Task to carry out – Transcribe every line exactly and omit anything that is a picture.

Data in this exercise –
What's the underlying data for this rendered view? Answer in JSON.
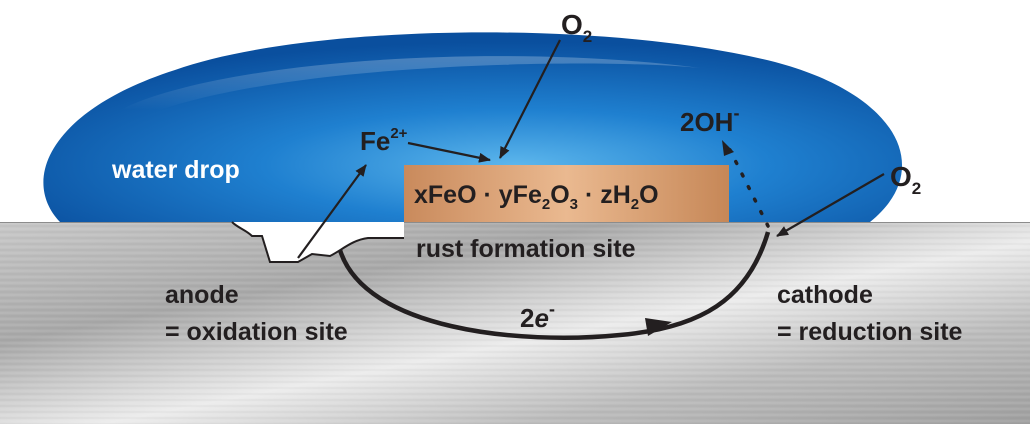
{
  "labels": {
    "water_drop": "water drop",
    "fe_ion_base": "Fe",
    "fe_ion_charge": "2+",
    "o2_top_base": "O",
    "o2_top_sub": "2",
    "o2_right_base": "O",
    "o2_right_sub": "2",
    "hydroxide_base": "2OH",
    "hydroxide_charge": "-",
    "rust_formula": {
      "p1": "xFeO",
      "dot1": "·",
      "p2": "yFe",
      "s2": "2",
      "p3": "O",
      "s3": "3",
      "dot2": "·",
      "p4": "zH",
      "s4": "2",
      "p5": "O"
    },
    "rust_site": "rust formation site",
    "anode_line1": "anode",
    "anode_line2": "= oxidation site",
    "cathode_line1": "cathode",
    "cathode_line2": "= reduction site",
    "electron_count": "2",
    "electron_symbol": "e",
    "electron_charge": "-"
  },
  "colors": {
    "water_dark": "#0a4f9e",
    "water_mid": "#1a78c9",
    "water_light": "#5cb6ec",
    "metal_light": "#e4e4e4",
    "metal_dark": "#9a9a9a",
    "rust_light": "#e6b48c",
    "rust_dark": "#b9784d",
    "ink": "#231f20",
    "white": "#ffffff"
  }
}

Output of the task –
What's the underlying data for this rendered view? Answer in JSON.
{
  "labels": {
    "water_drop": "water drop",
    "fe_ion_base": "Fe",
    "fe_ion_charge": "2+",
    "o2_top_base": "O",
    "o2_top_sub": "2",
    "o2_right_base": "O",
    "o2_right_sub": "2",
    "hydroxide_base": "2OH",
    "hydroxide_charge": "-",
    "rust_formula": {
      "p1": "xFeO",
      "dot1": "·",
      "p2": "yFe",
      "s2": "2",
      "p3": "O",
      "s3": "3",
      "dot2": "·",
      "p4": "zH",
      "s4": "2",
      "p5": "O"
    },
    "rust_site": "rust formation site",
    "anode_line1": "anode",
    "anode_line2": "= oxidation site",
    "cathode_line1": "cathode",
    "cathode_line2": "= reduction site",
    "electron_count": "2",
    "electron_symbol": "e",
    "electron_charge": "-"
  },
  "colors": {
    "water_dark": "#0a4f9e",
    "water_mid": "#1a78c9",
    "water_light": "#5cb6ec",
    "metal_light": "#e4e4e4",
    "metal_dark": "#9a9a9a",
    "rust_light": "#e6b48c",
    "rust_dark": "#b9784d",
    "ink": "#231f20",
    "white": "#ffffff"
  }
}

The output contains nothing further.